===== Material shown =====

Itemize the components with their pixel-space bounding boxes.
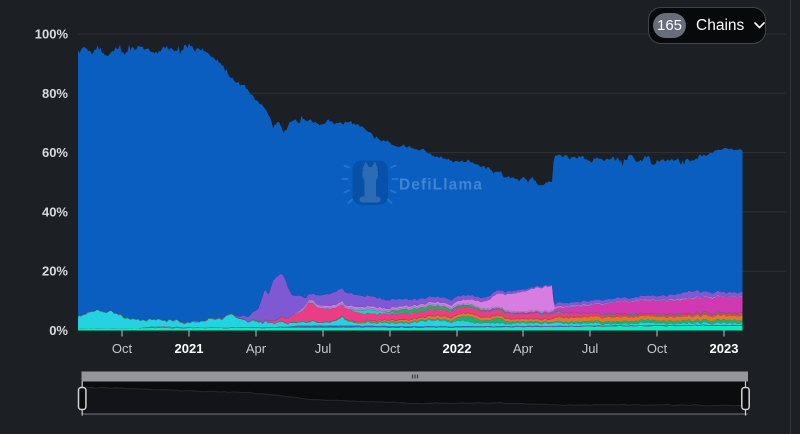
- svg-text:Jul: Jul: [315, 341, 332, 356]
- svg-text:2022: 2022: [443, 341, 472, 356]
- svg-text:Apr: Apr: [513, 341, 534, 356]
- svg-text:40%: 40%: [42, 204, 68, 219]
- svg-text:100%: 100%: [35, 27, 69, 42]
- svg-text:Oct: Oct: [647, 341, 668, 356]
- svg-text:Oct: Oct: [380, 341, 401, 356]
- svg-text:DefiLlama: DefiLlama: [399, 177, 483, 194]
- svg-text:2021: 2021: [175, 341, 204, 356]
- svg-text:2023: 2023: [710, 341, 739, 356]
- svg-text:Oct: Oct: [112, 341, 133, 356]
- svg-text:Jul: Jul: [582, 341, 599, 356]
- svg-text:20%: 20%: [42, 264, 68, 279]
- svg-text:Apr: Apr: [246, 341, 267, 356]
- svg-text:60%: 60%: [42, 145, 68, 160]
- svg-text:0%: 0%: [49, 323, 68, 338]
- svg-text:80%: 80%: [42, 86, 68, 101]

=====

Aim of the task: Copy out the material word for word, starting at the line that contains "- svg-text:Jul: Jul: [315, 341, 332, 356]" and ending at the end of the material.

Task output:
- svg-text:Jul: Jul: [315, 341, 332, 356]
- svg-text:2022: 2022: [443, 341, 472, 356]
- svg-text:Apr: Apr: [513, 341, 534, 356]
- svg-text:40%: 40%: [42, 204, 68, 219]
- svg-text:100%: 100%: [35, 27, 69, 42]
- svg-text:Oct: Oct: [647, 341, 668, 356]
- svg-text:Oct: Oct: [380, 341, 401, 356]
- svg-text:DefiLlama: DefiLlama: [399, 177, 483, 194]
- svg-text:2021: 2021: [175, 341, 204, 356]
- svg-text:2023: 2023: [710, 341, 739, 356]
- svg-text:Oct: Oct: [112, 341, 133, 356]
- svg-text:Jul: Jul: [582, 341, 599, 356]
- svg-text:20%: 20%: [42, 264, 68, 279]
- svg-text:Apr: Apr: [246, 341, 267, 356]
- svg-text:60%: 60%: [42, 145, 68, 160]
- svg-text:0%: 0%: [49, 323, 68, 338]
- svg-text:80%: 80%: [42, 86, 68, 101]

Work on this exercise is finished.